WHAT NEEDS TO BE DONE:
Copy each line in which the string "ramen" occurs.

Collected data

▼

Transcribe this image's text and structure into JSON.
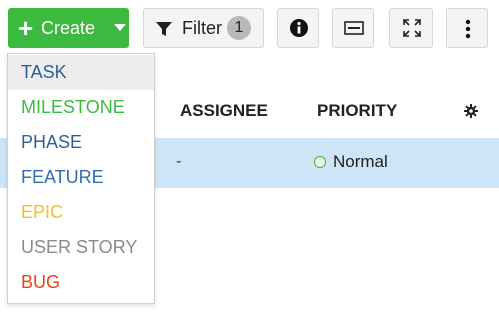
{
  "toolbar": {
    "create_label": "Create",
    "filter_label": "Filter",
    "filter_count": "1",
    "create_color": "#3cb93f",
    "icons": [
      "plus-icon",
      "chevron-down-icon",
      "filter-icon",
      "info-icon",
      "panel-icon",
      "expand-icon",
      "more-vertical-icon"
    ]
  },
  "table": {
    "columns": [
      "ASSIGNEE",
      "PRIORITY"
    ],
    "settings_icon": "gear-icon",
    "rows": [
      {
        "assignee": "-",
        "priority": "Normal",
        "selected": true
      }
    ]
  },
  "create_menu": {
    "items": [
      {
        "label": "TASK",
        "color": "#2f5f9b"
      },
      {
        "label": "MILESTONE",
        "color": "#3cb93f"
      },
      {
        "label": "PHASE",
        "color": "#2f5f9b"
      },
      {
        "label": "FEATURE",
        "color": "#2f6db5"
      },
      {
        "label": "EPIC",
        "color": "#f2be2c"
      },
      {
        "label": "USER STORY",
        "color": "#8a8a8a"
      },
      {
        "label": "BUG",
        "color": "#e8411b"
      }
    ],
    "hovered": "TASK"
  }
}
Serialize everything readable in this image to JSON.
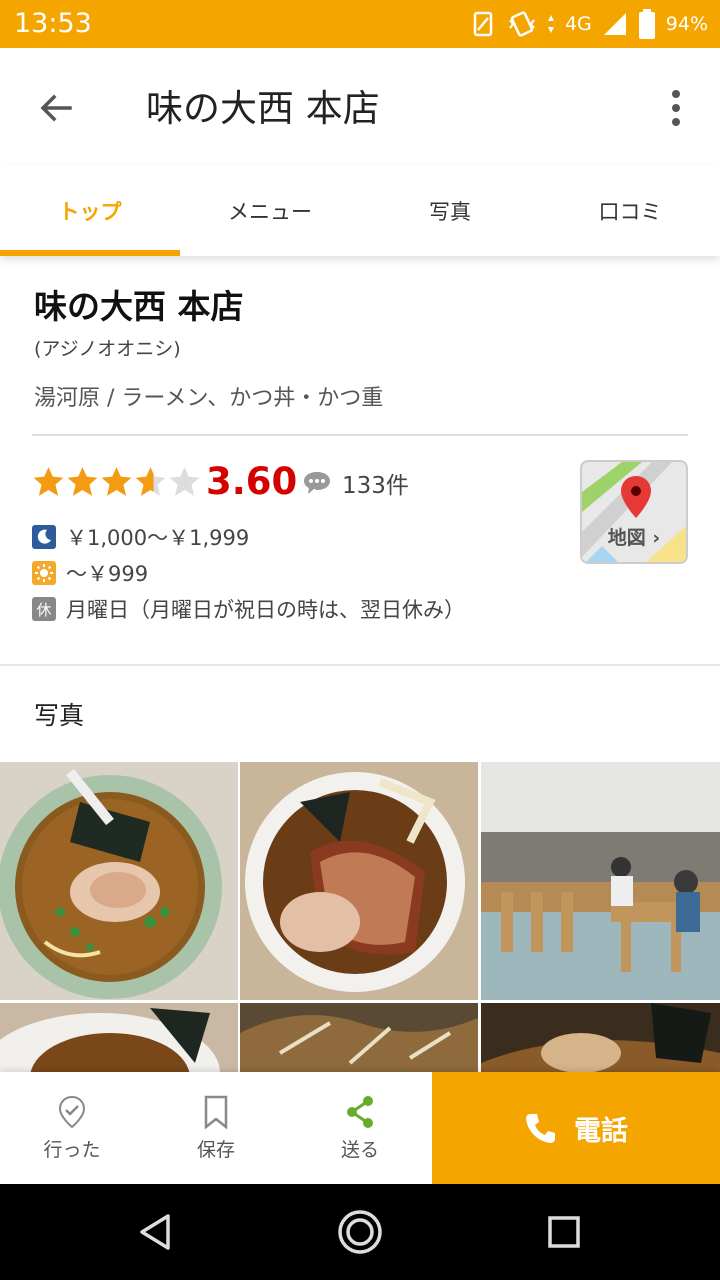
{
  "status_bar": {
    "time": "13:53",
    "network": "4G",
    "battery": "94%"
  },
  "header": {
    "title": "味の大西 本店"
  },
  "tabs": [
    {
      "label": "トップ",
      "active": true
    },
    {
      "label": "メニュー",
      "active": false
    },
    {
      "label": "写真",
      "active": false
    },
    {
      "label": "口コミ",
      "active": false
    }
  ],
  "store": {
    "name": "味の大西 本店",
    "kana": "(アジノオオニシ)",
    "area_genre": "湯河原 / ラーメン、かつ丼・かつ重",
    "rating": "3.60",
    "rating_value": 3.6,
    "review_count": "133件",
    "dinner_price": "￥1,000～￥1,999",
    "lunch_price": "～￥999",
    "closed_icon": "休",
    "closed_days": "月曜日（月曜日が祝日の時は、翌日休み）",
    "map_label": "地図 ›"
  },
  "photos": {
    "heading": "写真",
    "items": [
      "ramen-bowl-photo",
      "chashu-ramen-photo",
      "restaurant-interior-photo",
      "ramen-photo-4",
      "ramen-photo-5",
      "ramen-photo-6"
    ]
  },
  "actions": {
    "went": "行った",
    "save": "保存",
    "share": "送る",
    "call": "電話"
  },
  "colors": {
    "accent": "#f5a500",
    "rating": "#d50000",
    "star": "#f39c12"
  }
}
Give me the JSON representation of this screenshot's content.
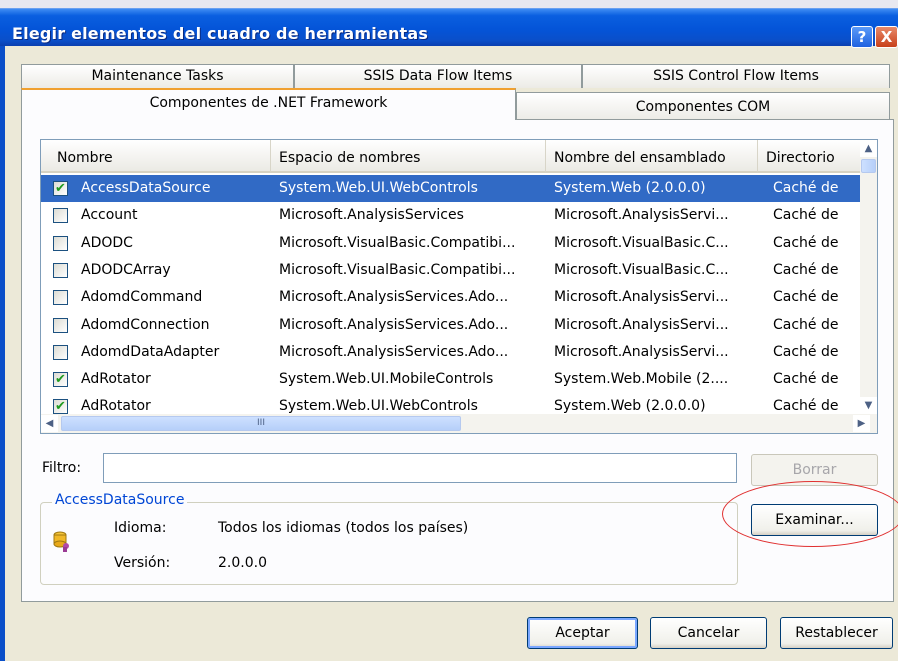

▲

RESULT OF THIS EXERCISE:
      "ramen-bowl-photo",
      "chashu-ramen-photo",
      "ramen-photo-4",
      "ramen-photo-5",
      "ramen-photo-6"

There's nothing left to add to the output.